__Exercise objective__: Please render the items as a Markdown table with the columns Row and Line, starting at the line that has "Patent image size: (879, 561)." and stopping after the line that has "The convex portion of the top". Number each row and leave out blank lines.

__Information shown__:
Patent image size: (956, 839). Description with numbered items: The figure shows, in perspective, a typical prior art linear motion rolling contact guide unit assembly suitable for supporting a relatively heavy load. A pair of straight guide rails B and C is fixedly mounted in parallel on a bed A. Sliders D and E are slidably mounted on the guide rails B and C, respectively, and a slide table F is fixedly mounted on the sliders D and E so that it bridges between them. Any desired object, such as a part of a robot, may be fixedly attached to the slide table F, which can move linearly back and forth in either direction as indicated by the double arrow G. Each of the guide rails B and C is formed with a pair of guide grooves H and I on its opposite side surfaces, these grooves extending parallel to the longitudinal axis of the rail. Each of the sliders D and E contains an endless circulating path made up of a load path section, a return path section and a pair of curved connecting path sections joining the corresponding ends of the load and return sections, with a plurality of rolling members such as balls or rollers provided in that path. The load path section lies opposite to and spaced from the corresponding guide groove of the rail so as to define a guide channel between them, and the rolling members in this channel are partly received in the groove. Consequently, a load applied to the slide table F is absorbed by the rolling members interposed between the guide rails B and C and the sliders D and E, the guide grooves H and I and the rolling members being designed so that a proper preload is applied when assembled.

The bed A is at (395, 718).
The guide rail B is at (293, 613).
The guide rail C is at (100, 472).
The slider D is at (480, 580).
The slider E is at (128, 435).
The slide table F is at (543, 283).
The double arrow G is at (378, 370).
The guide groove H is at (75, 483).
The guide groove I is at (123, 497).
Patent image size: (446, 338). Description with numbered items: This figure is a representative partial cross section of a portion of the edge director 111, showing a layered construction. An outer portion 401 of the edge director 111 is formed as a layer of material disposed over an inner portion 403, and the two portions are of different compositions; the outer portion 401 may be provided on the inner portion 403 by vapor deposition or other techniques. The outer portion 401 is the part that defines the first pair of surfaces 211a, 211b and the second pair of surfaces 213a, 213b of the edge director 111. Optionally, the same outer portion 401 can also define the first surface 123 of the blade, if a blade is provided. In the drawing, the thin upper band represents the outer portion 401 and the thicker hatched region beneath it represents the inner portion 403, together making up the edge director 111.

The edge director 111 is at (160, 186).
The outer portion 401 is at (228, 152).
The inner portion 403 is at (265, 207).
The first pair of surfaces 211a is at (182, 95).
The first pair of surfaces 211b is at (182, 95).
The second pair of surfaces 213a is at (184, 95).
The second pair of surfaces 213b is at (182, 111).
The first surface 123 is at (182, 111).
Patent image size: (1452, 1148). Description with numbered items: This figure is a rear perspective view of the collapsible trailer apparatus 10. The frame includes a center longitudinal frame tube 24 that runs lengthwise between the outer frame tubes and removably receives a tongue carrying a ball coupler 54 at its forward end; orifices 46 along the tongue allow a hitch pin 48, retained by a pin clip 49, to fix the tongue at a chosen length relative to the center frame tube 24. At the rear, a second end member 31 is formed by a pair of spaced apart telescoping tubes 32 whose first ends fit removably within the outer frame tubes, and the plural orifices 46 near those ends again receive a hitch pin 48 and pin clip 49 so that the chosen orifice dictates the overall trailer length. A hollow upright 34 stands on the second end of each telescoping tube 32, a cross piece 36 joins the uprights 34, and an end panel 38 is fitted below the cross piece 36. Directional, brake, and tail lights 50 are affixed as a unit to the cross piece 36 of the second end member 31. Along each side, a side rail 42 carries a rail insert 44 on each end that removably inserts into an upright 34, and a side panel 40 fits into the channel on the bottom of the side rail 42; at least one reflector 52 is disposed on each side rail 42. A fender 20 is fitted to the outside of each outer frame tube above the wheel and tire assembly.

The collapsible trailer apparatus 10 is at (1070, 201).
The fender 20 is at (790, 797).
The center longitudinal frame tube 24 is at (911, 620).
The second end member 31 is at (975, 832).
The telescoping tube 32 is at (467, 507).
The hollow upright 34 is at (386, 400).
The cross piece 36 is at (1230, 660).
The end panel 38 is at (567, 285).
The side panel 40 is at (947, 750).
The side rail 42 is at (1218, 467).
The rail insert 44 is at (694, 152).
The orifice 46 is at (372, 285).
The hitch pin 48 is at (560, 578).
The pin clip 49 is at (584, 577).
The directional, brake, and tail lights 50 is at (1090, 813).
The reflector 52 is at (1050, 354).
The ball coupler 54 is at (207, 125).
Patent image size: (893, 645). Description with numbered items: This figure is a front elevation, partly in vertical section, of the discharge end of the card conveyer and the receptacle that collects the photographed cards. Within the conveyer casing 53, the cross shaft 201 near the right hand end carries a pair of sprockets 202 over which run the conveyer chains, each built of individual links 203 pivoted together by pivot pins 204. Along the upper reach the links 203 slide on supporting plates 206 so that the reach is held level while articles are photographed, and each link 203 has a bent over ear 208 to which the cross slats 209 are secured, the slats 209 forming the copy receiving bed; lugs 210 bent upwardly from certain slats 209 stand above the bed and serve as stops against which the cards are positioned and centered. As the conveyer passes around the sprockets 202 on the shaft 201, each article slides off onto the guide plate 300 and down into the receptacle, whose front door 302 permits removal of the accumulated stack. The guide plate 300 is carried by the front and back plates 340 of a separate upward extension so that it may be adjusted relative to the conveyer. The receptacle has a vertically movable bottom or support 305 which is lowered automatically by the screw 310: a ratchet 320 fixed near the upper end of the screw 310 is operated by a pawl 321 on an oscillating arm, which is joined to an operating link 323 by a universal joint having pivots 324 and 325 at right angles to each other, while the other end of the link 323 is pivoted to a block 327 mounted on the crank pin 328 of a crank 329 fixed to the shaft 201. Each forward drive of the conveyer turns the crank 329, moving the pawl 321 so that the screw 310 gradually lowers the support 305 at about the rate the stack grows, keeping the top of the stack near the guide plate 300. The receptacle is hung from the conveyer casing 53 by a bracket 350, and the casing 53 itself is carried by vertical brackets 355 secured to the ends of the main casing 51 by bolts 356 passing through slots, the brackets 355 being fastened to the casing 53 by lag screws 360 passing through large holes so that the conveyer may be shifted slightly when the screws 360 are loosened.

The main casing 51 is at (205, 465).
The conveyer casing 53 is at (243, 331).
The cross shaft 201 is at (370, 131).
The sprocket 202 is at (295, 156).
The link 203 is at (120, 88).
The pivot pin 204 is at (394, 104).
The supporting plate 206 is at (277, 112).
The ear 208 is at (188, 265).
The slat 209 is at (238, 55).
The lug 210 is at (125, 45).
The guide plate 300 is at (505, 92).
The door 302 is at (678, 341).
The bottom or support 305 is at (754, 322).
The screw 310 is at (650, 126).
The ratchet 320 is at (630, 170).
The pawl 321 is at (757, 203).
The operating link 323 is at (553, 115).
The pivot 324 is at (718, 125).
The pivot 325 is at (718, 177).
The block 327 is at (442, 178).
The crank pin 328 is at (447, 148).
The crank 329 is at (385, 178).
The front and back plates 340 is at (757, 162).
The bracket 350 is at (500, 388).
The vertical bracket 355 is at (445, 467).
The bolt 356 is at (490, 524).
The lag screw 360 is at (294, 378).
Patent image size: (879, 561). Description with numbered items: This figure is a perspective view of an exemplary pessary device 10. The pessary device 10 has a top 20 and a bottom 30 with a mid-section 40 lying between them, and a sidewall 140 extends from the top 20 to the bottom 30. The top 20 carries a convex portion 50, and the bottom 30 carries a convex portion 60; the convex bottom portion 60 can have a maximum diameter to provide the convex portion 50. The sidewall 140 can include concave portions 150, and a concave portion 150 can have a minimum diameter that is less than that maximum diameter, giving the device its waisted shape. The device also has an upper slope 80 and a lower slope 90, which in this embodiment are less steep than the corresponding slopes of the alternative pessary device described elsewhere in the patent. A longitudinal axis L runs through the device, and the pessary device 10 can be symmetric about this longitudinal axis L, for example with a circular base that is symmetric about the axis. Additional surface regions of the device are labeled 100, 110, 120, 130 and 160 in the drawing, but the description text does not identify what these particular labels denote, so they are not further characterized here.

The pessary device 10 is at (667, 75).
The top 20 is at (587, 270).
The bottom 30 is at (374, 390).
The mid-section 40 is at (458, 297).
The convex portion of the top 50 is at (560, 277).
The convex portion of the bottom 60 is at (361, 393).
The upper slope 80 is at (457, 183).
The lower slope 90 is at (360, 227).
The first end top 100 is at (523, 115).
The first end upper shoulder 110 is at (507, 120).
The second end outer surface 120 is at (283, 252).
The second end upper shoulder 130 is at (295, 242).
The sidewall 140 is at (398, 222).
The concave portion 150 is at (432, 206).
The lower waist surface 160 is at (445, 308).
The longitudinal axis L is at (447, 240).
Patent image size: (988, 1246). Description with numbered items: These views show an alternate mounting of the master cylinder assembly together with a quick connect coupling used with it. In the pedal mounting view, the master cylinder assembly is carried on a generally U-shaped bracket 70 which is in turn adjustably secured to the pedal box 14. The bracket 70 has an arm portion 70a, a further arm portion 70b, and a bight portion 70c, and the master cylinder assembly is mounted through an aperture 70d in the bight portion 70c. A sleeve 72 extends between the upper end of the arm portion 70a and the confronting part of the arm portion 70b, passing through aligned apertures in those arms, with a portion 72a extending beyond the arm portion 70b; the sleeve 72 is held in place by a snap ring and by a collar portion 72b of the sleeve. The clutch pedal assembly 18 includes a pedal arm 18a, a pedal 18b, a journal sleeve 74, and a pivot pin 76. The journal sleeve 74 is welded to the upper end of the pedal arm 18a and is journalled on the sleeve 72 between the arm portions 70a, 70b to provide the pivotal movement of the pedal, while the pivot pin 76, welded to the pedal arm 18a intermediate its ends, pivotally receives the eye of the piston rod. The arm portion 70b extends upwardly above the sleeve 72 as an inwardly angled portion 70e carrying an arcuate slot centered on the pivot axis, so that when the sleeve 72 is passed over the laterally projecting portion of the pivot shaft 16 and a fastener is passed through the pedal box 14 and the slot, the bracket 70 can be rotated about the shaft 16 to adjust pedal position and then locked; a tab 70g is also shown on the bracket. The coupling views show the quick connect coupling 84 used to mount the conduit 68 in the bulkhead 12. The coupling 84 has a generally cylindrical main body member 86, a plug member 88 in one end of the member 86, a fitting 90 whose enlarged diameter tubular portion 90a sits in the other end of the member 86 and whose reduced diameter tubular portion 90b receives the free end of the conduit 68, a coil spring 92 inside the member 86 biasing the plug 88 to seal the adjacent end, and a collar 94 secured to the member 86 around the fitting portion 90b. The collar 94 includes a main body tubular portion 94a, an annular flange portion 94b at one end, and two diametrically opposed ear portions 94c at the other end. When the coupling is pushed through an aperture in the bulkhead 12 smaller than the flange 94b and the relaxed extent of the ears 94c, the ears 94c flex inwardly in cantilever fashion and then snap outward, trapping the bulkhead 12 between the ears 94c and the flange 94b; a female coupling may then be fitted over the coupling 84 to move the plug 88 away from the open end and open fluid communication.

__Complete answer__:
| Row | Line |
|---|---|
| 1 | Patent image size: (879, 561). Description with numbered items: This figure is a perspective view of an exemplary pessary device 10. The pessary device 10 has a top 20 and a bottom 30 with a mid-section 40 lying between them, and a sidewall 140 extends from the top 20 to the bottom 30. The top 20 carries a convex portion 50, and the bottom 30 carries a convex portion 60; the convex bottom portion 60 can have a maximum diameter to provide the convex portion 50. The sidewall 140 can include concave portions 150, and a concave portion 150 can have a minimum diameter that is less than that maximum diameter, giving the device its waisted shape. The device also has an upper slope 80 and a lower slope 90, which in this embodiment are less steep than the corresponding slopes of the alternative pessary device described elsewhere in the patent. A longitudinal axis L runs through the device, and the pessary device 10 can be symmetric about this longitudinal axis L, for example with a circular base that is symmetric about the axis. Additional surface regions of the device are labeled 100, 110, 120, 130 and 160 in the drawing, but the description text does not identify what these particular labels denote, so they are not further characterized here. |
| 2 | The pessary device 10 is at (667, 75). |
| 3 | The top 20 is at (587, 270). |
| 4 | The bottom 30 is at (374, 390). |
| 5 | The mid-section 40 is at (458, 297). |
| 6 | The convex portion of the top 50 is at (560, 277). |